- [Dataset rows]:
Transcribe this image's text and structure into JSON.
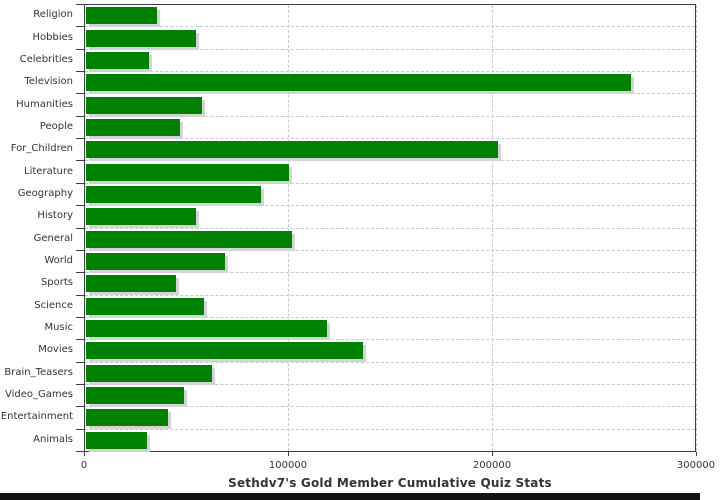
{
  "chart_data": {
    "type": "bar",
    "orientation": "horizontal",
    "title": "Sethdv7's Gold Member Cumulative Quiz Stats",
    "categories": [
      "Religion",
      "Hobbies",
      "Celebrities",
      "Television",
      "Humanities",
      "People",
      "For_Children",
      "Literature",
      "Geography",
      "History",
      "General",
      "World",
      "Sports",
      "Science",
      "Music",
      "Movies",
      "Brain_Teasers",
      "Video_Games",
      "Entertainment",
      "Animals"
    ],
    "values": [
      35000,
      54000,
      31000,
      267000,
      57000,
      46000,
      202000,
      99500,
      86000,
      54000,
      101000,
      68000,
      44000,
      58000,
      118000,
      136000,
      62000,
      48000,
      40000,
      30000
    ],
    "xlabel": "",
    "ylabel": "",
    "xlim": [
      0,
      300000
    ],
    "x_tick_values": [
      0,
      100000,
      200000,
      300000
    ],
    "x_tick_labels": [
      "0",
      "100000",
      "200000",
      "300000"
    ],
    "grid": true,
    "legend": false,
    "bar_color": "#008000",
    "bar_shadow_color": "#d4d4d4",
    "gridline_color": "#c9c9c9",
    "axis_color": "#3f3f3f",
    "text_color": "#333333"
  }
}
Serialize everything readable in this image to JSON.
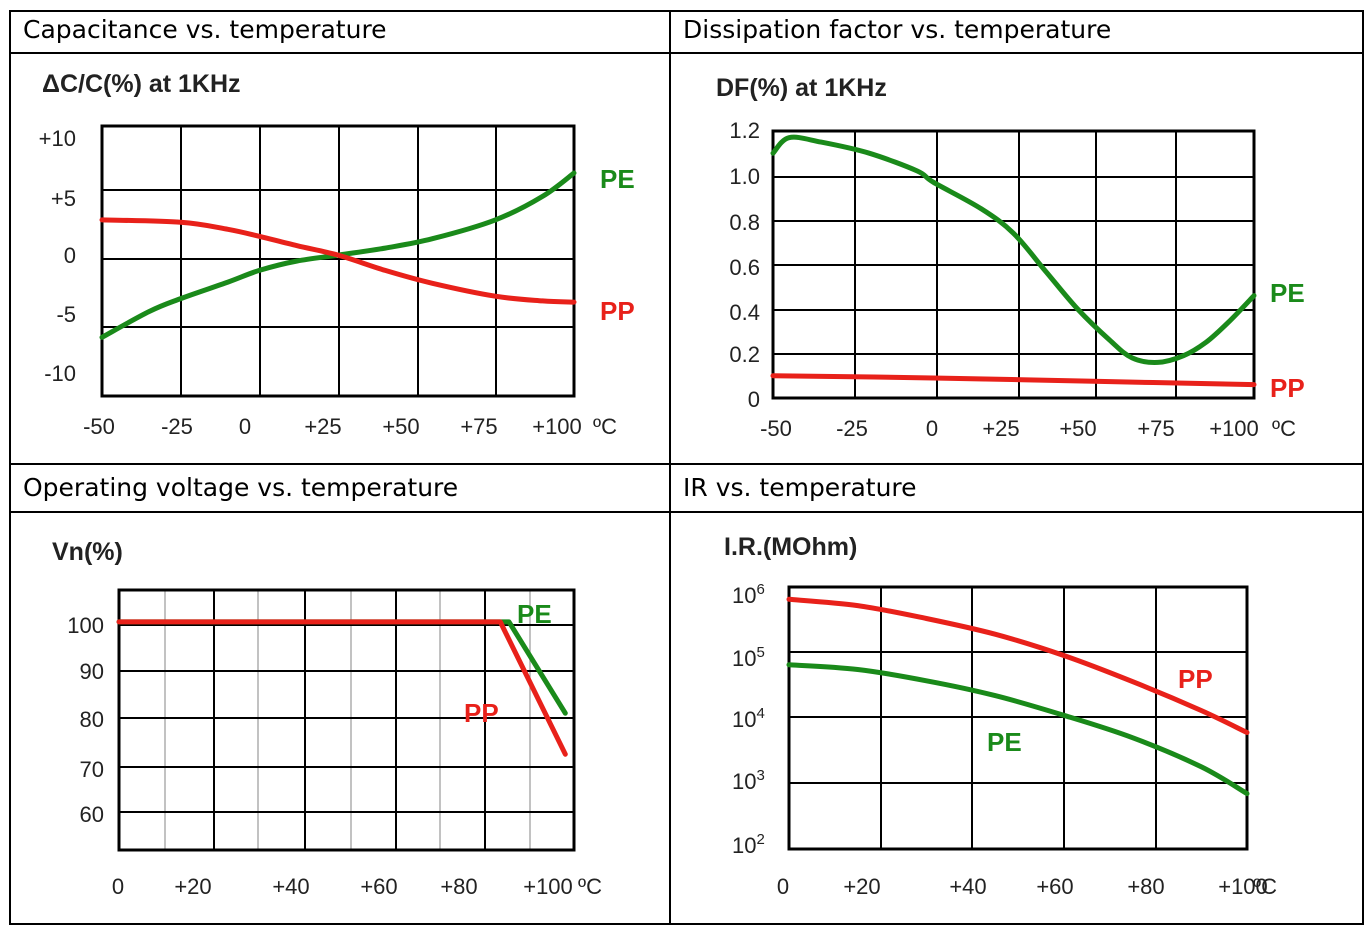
{
  "panels": [
    {
      "caption": "Capacitance vs. temperature"
    },
    {
      "caption": "Dissipation factor vs. temperature"
    },
    {
      "caption": "Operating voltage vs. temperature"
    },
    {
      "caption": "IR vs. temperature"
    }
  ],
  "colors": {
    "PE": "#1a8a1a",
    "PP": "#e8211a",
    "grid": "#000000"
  },
  "chart_data": [
    {
      "type": "line",
      "ylabel": "ΔC/C(%) at 1KHz",
      "xticks": [
        "-50",
        "-25",
        "0",
        "+25",
        "+50",
        "+75",
        "+100"
      ],
      "xunit": "ºC",
      "yticks": [
        "+10",
        "+5",
        "0",
        "-5",
        "-10"
      ],
      "xlim": [
        -50,
        100
      ],
      "ylim": [
        -12,
        11
      ],
      "series": [
        {
          "name": "PE",
          "x": [
            -50,
            -35,
            -25,
            -10,
            0,
            12,
            25,
            40,
            55,
            75,
            90,
            100
          ],
          "y": [
            -7,
            -4.8,
            -3.7,
            -2.3,
            -1.3,
            -0.5,
            0,
            0.6,
            1.4,
            3,
            5,
            7
          ]
        },
        {
          "name": "PP",
          "x": [
            -50,
            -25,
            -10,
            0,
            12,
            25,
            40,
            55,
            75,
            90,
            100
          ],
          "y": [
            3,
            2.8,
            2.2,
            1.6,
            0.8,
            0,
            -1.3,
            -2.4,
            -3.5,
            -3.9,
            -4
          ]
        }
      ]
    },
    {
      "type": "line",
      "ylabel": "DF(%) at 1KHz",
      "xticks": [
        "-50",
        "-25",
        "0",
        "+25",
        "+50",
        "+75",
        "+100"
      ],
      "xunit": "ºC",
      "yticks": [
        "1.2",
        "1.0",
        "0.8",
        "0.6",
        "0.4",
        "0.2",
        "0"
      ],
      "xlim": [
        -50,
        100
      ],
      "ylim": [
        0,
        1.2
      ],
      "series": [
        {
          "name": "PE",
          "x": [
            -50,
            -45,
            -35,
            -20,
            -5,
            0,
            15,
            25,
            35,
            45,
            55,
            62,
            70,
            78,
            85,
            92,
            100
          ],
          "y": [
            1.1,
            1.17,
            1.15,
            1.1,
            1.02,
            0.97,
            0.85,
            0.74,
            0.57,
            0.4,
            0.26,
            0.18,
            0.16,
            0.19,
            0.25,
            0.34,
            0.46
          ]
        },
        {
          "name": "PP",
          "x": [
            -50,
            0,
            50,
            100
          ],
          "y": [
            0.1,
            0.09,
            0.075,
            0.06
          ]
        }
      ]
    },
    {
      "type": "line",
      "ylabel": "Vn(%)",
      "xticks": [
        "0",
        "+20",
        "+40",
        "+60",
        "+80",
        "+100"
      ],
      "xunit": "ºC",
      "yticks": [
        "100",
        "90",
        "80",
        "70",
        "60"
      ],
      "xlim": [
        0,
        105
      ],
      "ylim": [
        50,
        107
      ],
      "series": [
        {
          "name": "PE",
          "x": [
            0,
            88,
            90,
            103
          ],
          "y": [
            100,
            100,
            100,
            80
          ]
        },
        {
          "name": "PP",
          "x": [
            0,
            88,
            103
          ],
          "y": [
            100,
            100,
            71
          ]
        }
      ]
    },
    {
      "type": "line",
      "ylabel": "I.R.(MOhm)",
      "xticks": [
        "0",
        "+20",
        "+40",
        "+60",
        "+80",
        "+100"
      ],
      "xunit": "ºC",
      "ytick_bases": [
        "10",
        "10",
        "10",
        "10",
        "10"
      ],
      "ytick_exponents": [
        "6",
        "5",
        "4",
        "3",
        "2"
      ],
      "yscale": "log",
      "xlim": [
        0,
        100
      ],
      "ylim": [
        100,
        1000000
      ],
      "series": [
        {
          "name": "PP",
          "x": [
            0,
            15,
            30,
            45,
            60,
            75,
            90,
            100
          ],
          "y": [
            650000,
            520000,
            330000,
            190000,
            90000,
            36000,
            13000,
            6000
          ]
        },
        {
          "name": "PE",
          "x": [
            0,
            15,
            30,
            45,
            60,
            75,
            90,
            100
          ],
          "y": [
            65000,
            55000,
            37000,
            22000,
            11000,
            5000,
            1800,
            700
          ]
        }
      ]
    }
  ]
}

- [The exercise]: Extract the full listing above verbatim; pictures are to be left out of the copy.

- [Full output]:
Transcribe this image's text and structure into JSON.
{
  "chart_data": {
    "type": "bar",
    "orientation": "horizontal",
    "title": "Sethdv7's Gold Member Cumulative Quiz Stats",
    "categories": [
      "Religion",
      "Hobbies",
      "Celebrities",
      "Television",
      "Humanities",
      "People",
      "For_Children",
      "Literature",
      "Geography",
      "History",
      "General",
      "World",
      "Sports",
      "Science",
      "Music",
      "Movies",
      "Brain_Teasers",
      "Video_Games",
      "Entertainment",
      "Animals"
    ],
    "values": [
      35000,
      54000,
      31000,
      267000,
      57000,
      46000,
      202000,
      99500,
      86000,
      54000,
      101000,
      68000,
      44000,
      58000,
      118000,
      136000,
      62000,
      48000,
      40000,
      30000
    ],
    "xlabel": "",
    "ylabel": "",
    "xlim": [
      0,
      300000
    ],
    "x_tick_values": [
      0,
      100000,
      200000,
      300000
    ],
    "x_tick_labels": [
      "0",
      "100000",
      "200000",
      "300000"
    ],
    "grid": true,
    "legend": false,
    "bar_color": "#008000",
    "bar_shadow_color": "#d4d4d4",
    "gridline_color": "#c9c9c9",
    "axis_color": "#3f3f3f",
    "text_color": "#333333"
  }
}
Serialize everything readable in this image to JSON.
{
  "panels": [
    {
      "caption": "Capacitance vs. temperature"
    },
    {
      "caption": "Dissipation factor vs. temperature"
    },
    {
      "caption": "Operating voltage vs. temperature"
    },
    {
      "caption": "IR vs. temperature"
    }
  ],
  "colors": {
    "PE": "#1a8a1a",
    "PP": "#e8211a",
    "grid": "#000000"
  },
  "chart_data": [
    {
      "type": "line",
      "ylabel": "ΔC/C(%) at 1KHz",
      "xticks": [
        "-50",
        "-25",
        "0",
        "+25",
        "+50",
        "+75",
        "+100"
      ],
      "xunit": "ºC",
      "yticks": [
        "+10",
        "+5",
        "0",
        "-5",
        "-10"
      ],
      "xlim": [
        -50,
        100
      ],
      "ylim": [
        -12,
        11
      ],
      "series": [
        {
          "name": "PE",
          "x": [
            -50,
            -35,
            -25,
            -10,
            0,
            12,
            25,
            40,
            55,
            75,
            90,
            100
          ],
          "y": [
            -7,
            -4.8,
            -3.7,
            -2.3,
            -1.3,
            -0.5,
            0,
            0.6,
            1.4,
            3,
            5,
            7
          ]
        },
        {
          "name": "PP",
          "x": [
            -50,
            -25,
            -10,
            0,
            12,
            25,
            40,
            55,
            75,
            90,
            100
          ],
          "y": [
            3,
            2.8,
            2.2,
            1.6,
            0.8,
            0,
            -1.3,
            -2.4,
            -3.5,
            -3.9,
            -4
          ]
        }
      ]
    },
    {
      "type": "line",
      "ylabel": "DF(%) at 1KHz",
      "xticks": [
        "-50",
        "-25",
        "0",
        "+25",
        "+50",
        "+75",
        "+100"
      ],
      "xunit": "ºC",
      "yticks": [
        "1.2",
        "1.0",
        "0.8",
        "0.6",
        "0.4",
        "0.2",
        "0"
      ],
      "xlim": [
        -50,
        100
      ],
      "ylim": [
        0,
        1.2
      ],
      "series": [
        {
          "name": "PE",
          "x": [
            -50,
            -45,
            -35,
            -20,
            -5,
            0,
            15,
            25,
            35,
            45,
            55,
            62,
            70,
            78,
            85,
            92,
            100
          ],
          "y": [
            1.1,
            1.17,
            1.15,
            1.1,
            1.02,
            0.97,
            0.85,
            0.74,
            0.57,
            0.4,
            0.26,
            0.18,
            0.16,
            0.19,
            0.25,
            0.34,
            0.46
          ]
        },
        {
          "name": "PP",
          "x": [
            -50,
            0,
            50,
            100
          ],
          "y": [
            0.1,
            0.09,
            0.075,
            0.06
          ]
        }
      ]
    },
    {
      "type": "line",
      "ylabel": "Vn(%)",
      "xticks": [
        "0",
        "+20",
        "+40",
        "+60",
        "+80",
        "+100"
      ],
      "xunit": "ºC",
      "yticks": [
        "100",
        "90",
        "80",
        "70",
        "60"
      ],
      "xlim": [
        0,
        105
      ],
      "ylim": [
        50,
        107
      ],
      "series": [
        {
          "name": "PE",
          "x": [
            0,
            88,
            90,
            103
          ],
          "y": [
            100,
            100,
            100,
            80
          ]
        },
        {
          "name": "PP",
          "x": [
            0,
            88,
            103
          ],
          "y": [
            100,
            100,
            71
          ]
        }
      ]
    },
    {
      "type": "line",
      "ylabel": "I.R.(MOhm)",
      "xticks": [
        "0",
        "+20",
        "+40",
        "+60",
        "+80",
        "+100"
      ],
      "xunit": "ºC",
      "ytick_bases": [
        "10",
        "10",
        "10",
        "10",
        "10"
      ],
      "ytick_exponents": [
        "6",
        "5",
        "4",
        "3",
        "2"
      ],
      "yscale": "log",
      "xlim": [
        0,
        100
      ],
      "ylim": [
        100,
        1000000
      ],
      "series": [
        {
          "name": "PP",
          "x": [
            0,
            15,
            30,
            45,
            60,
            75,
            90,
            100
          ],
          "y": [
            650000,
            520000,
            330000,
            190000,
            90000,
            36000,
            13000,
            6000
          ]
        },
        {
          "name": "PE",
          "x": [
            0,
            15,
            30,
            45,
            60,
            75,
            90,
            100
          ],
          "y": [
            65000,
            55000,
            37000,
            22000,
            11000,
            5000,
            1800,
            700
          ]
        }
      ]
    }
  ]
}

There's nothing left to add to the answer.